Copy every line from the material below that holds "this".

Material to process:
+++

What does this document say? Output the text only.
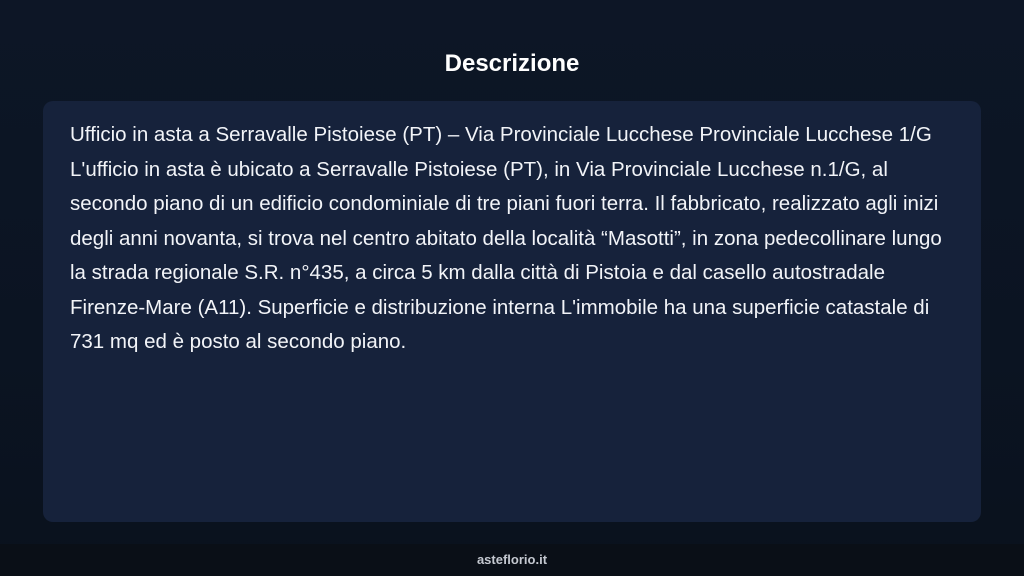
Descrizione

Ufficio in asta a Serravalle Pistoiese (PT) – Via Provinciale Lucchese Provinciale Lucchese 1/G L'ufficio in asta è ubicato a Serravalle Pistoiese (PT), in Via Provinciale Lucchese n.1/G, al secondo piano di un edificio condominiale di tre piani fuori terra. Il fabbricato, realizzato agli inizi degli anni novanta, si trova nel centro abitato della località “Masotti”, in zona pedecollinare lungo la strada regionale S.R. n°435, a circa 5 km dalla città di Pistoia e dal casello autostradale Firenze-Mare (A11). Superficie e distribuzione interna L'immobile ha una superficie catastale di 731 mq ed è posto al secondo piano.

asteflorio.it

+++

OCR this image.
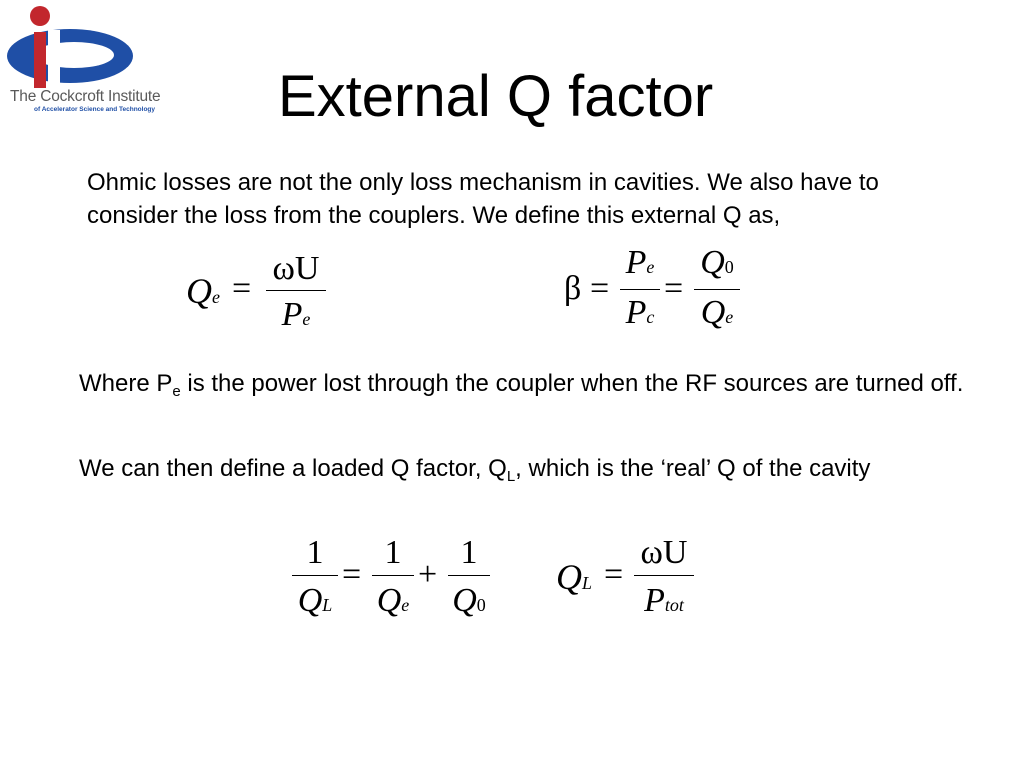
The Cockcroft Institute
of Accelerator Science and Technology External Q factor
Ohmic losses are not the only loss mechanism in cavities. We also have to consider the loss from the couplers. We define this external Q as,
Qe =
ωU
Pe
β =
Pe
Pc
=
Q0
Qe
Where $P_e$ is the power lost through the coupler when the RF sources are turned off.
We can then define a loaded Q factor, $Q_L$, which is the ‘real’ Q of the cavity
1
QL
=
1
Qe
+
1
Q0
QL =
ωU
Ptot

+++

Task solution:
What does this document say? Output the text only.
OCR this image.
Ohmic losses are not the only loss mechanism in cavities. We also have to consider the loss from the couplers. We define this external Q as,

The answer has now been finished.